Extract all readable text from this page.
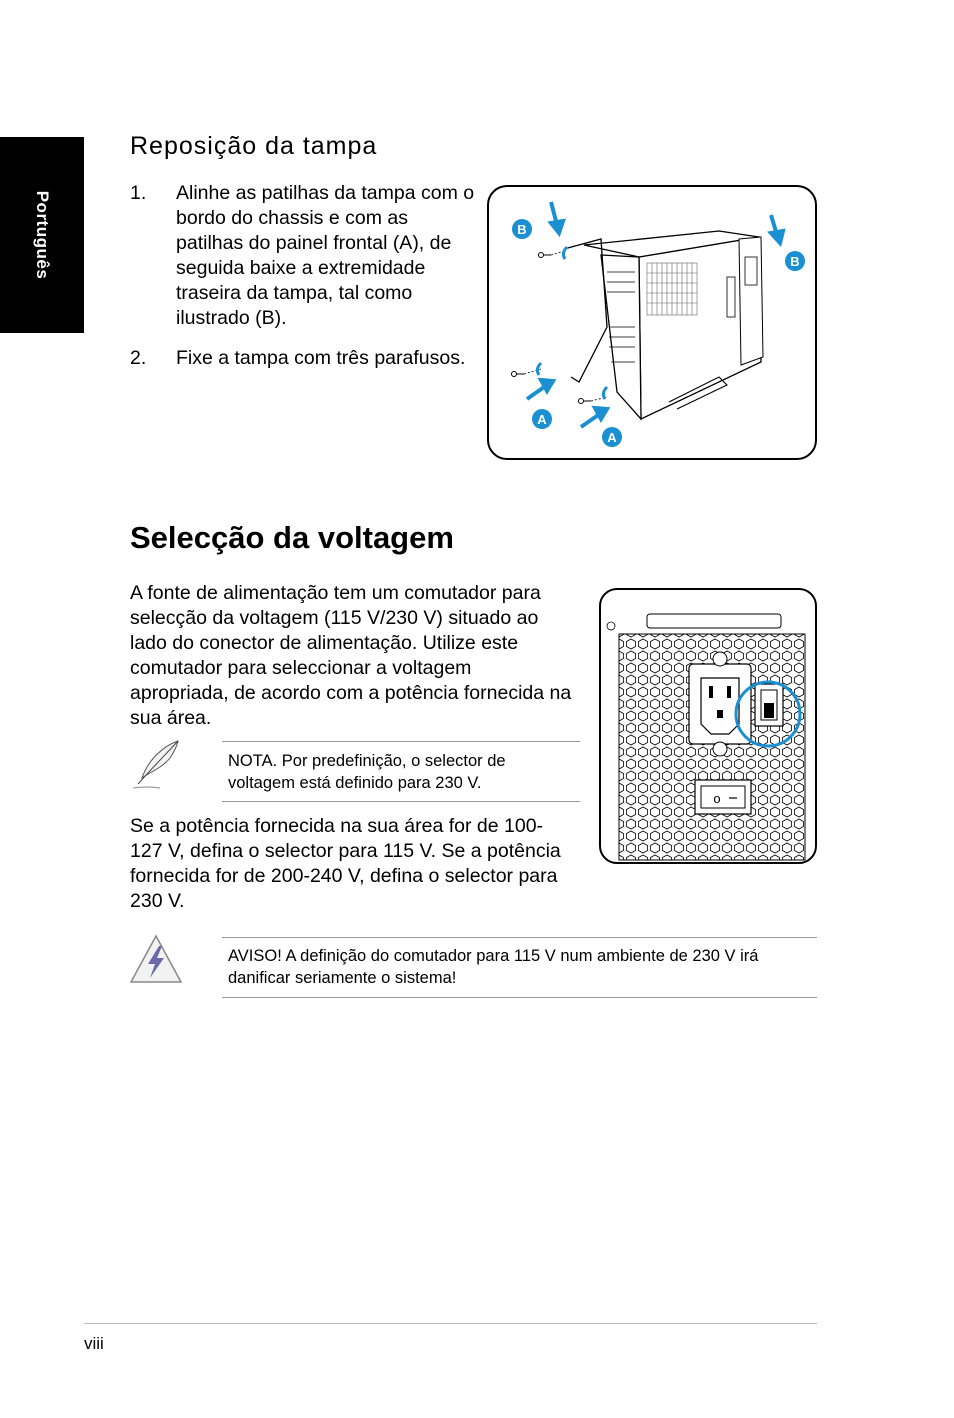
Português
Reposição da tampa
1. Alinhe as patilhas da tampa com o bordo do chassis e com as patilhas do painel frontal (A), de seguida baixe a extremidade traseira da tampa, tal como ilustrado (B).
2. Fixe a tampa com três parafusos.
B
B
A
A
Selecção da voltagem
A fonte de alimentação tem um comutador para selecção da voltagem (115 V/230 V) situado ao lado do conector de alimentação. Utilize este comutador para seleccionar a voltagem apropriada, de acordo com a potência fornecida na sua área.
o
NOTA. Por predefinição, o selector de voltagem está definido para 230 V.
Se a potência fornecida na sua área for de 100-127 V, defina o selector para 115 V. Se a potência fornecida for de 200-240 V, defina o selector para 230 V.
AVISO! A definição do comutador para 115 V num ambiente de 230 V irá danificar seriamente o sistema!
viii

• **STATED TASK**: Reproduce every record above exactly, omitting the pictures.

• **IN RESPONSE**:
Extract all readable text from this page.
Português
Reposição da tampa
1. Alinhe as patilhas da tampa com o bordo do chassis e com as patilhas do painel frontal (A), de seguida baixe a extremidade traseira da tampa, tal como ilustrado (B).
2. Fixe a tampa com três parafusos.
B
B
A
A
Selecção da voltagem
A fonte de alimentação tem um comutador para selecção da voltagem (115 V/230 V) situado ao lado do conector de alimentação. Utilize este comutador para seleccionar a voltagem apropriada, de acordo com a potência fornecida na sua área.
o
NOTA. Por predefinição, o selector de voltagem está definido para 230 V.
Se a potência fornecida na sua área for de 100-127 V, defina o selector para 115 V. Se a potência fornecida for de 200-240 V, defina o selector para 230 V.
AVISO! A definição do comutador para 115 V num ambiente de 230 V irá danificar seriamente o sistema!
viii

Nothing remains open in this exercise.